EXERCISE BRIEF - Extract the lines that hold the string "habe".

DATA -
╔══

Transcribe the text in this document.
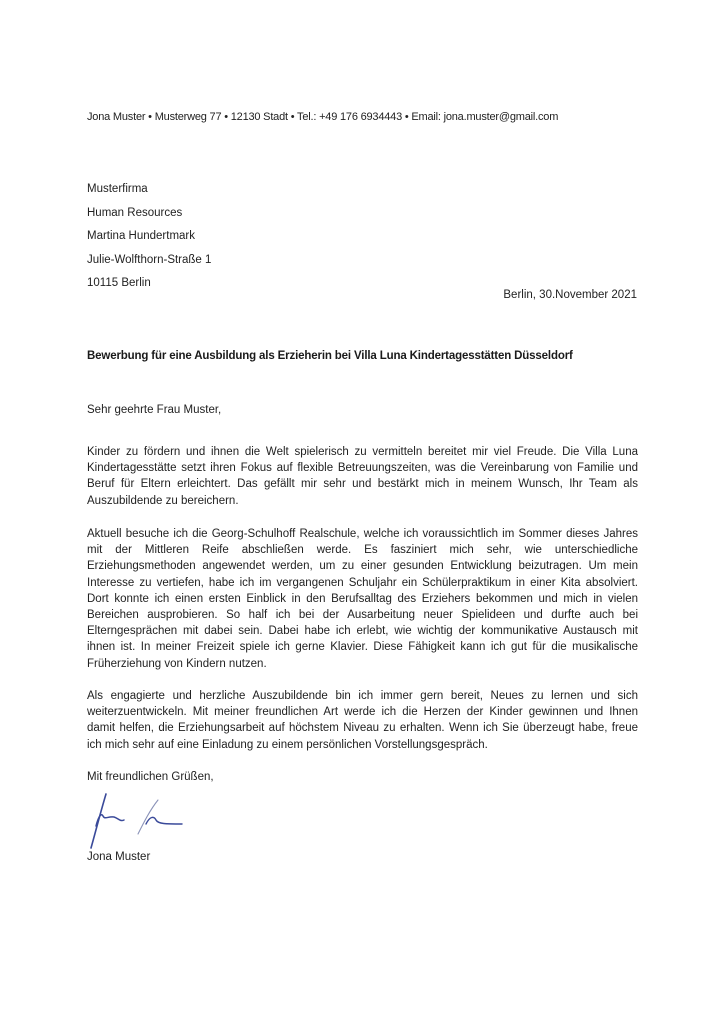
Jona Muster • Musterweg 77 • 12130 Stadt • Tel.: +49 176 6934443 • Email: jona.muster@gmail.com
Musterfirma
Human Resources
Martina Hundertmark
Julie-Wolfthorn-Straße 1
10115 Berlin
Berlin, 30.November 2021
Bewerbung für eine Ausbildung als Erzieherin bei Villa Luna Kindertagesstätten Düsseldorf
Sehr geehrte Frau Muster,
Kinder zu fördern und ihnen die Welt spielerisch zu vermitteln bereitet mir viel Freude. Die Villa Luna
Kindertagesstätte setzt ihren Fokus auf flexible Betreuungszeiten, was die Vereinbarung von Familie und
Beruf für Eltern erleichtert. Das gefällt mir sehr und bestärkt mich in meinem Wunsch, Ihr Team als
Auszubildende zu bereichern.
Aktuell besuche ich die Georg-Schulhoff Realschule, welche ich voraussichtlich im Sommer dieses Jahres
mit der Mittleren Reife abschließen werde. Es fasziniert mich sehr, wie unterschiedliche
Erziehungsmethoden angewendet werden, um zu einer gesunden Entwicklung beizutragen. Um mein
Interesse zu vertiefen, habe ich im vergangenen Schuljahr ein Schülerpraktikum in einer Kita absolviert.
Dort konnte ich einen ersten Einblick in den Berufsalltag des Erziehers bekommen und mich in vielen
Bereichen ausprobieren. So half ich bei der Ausarbeitung neuer Spielideen und durfte auch bei
Elterngesprächen mit dabei sein. Dabei habe ich erlebt, wie wichtig der kommunikative Austausch mit
ihnen ist. In meiner Freizeit spiele ich gerne Klavier. Diese Fähigkeit kann ich gut für die musikalische
Früherziehung von Kindern nutzen.
Als engagierte und herzliche Auszubildende bin ich immer gern bereit, Neues zu lernen und sich
weiterzuentwickeln. Mit meiner freundlichen Art werde ich die Herzen der Kinder gewinnen und Ihnen
damit helfen, die Erziehungsarbeit auf höchstem Niveau zu erhalten. Wenn ich Sie überzeugt habe, freue
ich mich sehr auf eine Einladung zu einem persönlichen Vorstellungsgespräch.
Mit freundlichen Grüßen,
Jona Muster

╚══

RIGHT ANSWER -
Interesse zu vertiefen, habe ich im vergangenen Schuljahr ein Schülerpraktikum in einer Kita absolviert.
Elterngesprächen mit dabei sein. Dabei habe ich erlebt, wie wichtig der kommunikative Austausch mit
damit helfen, die Erziehungsarbeit auf höchstem Niveau zu erhalten. Wenn ich Sie überzeugt habe, freue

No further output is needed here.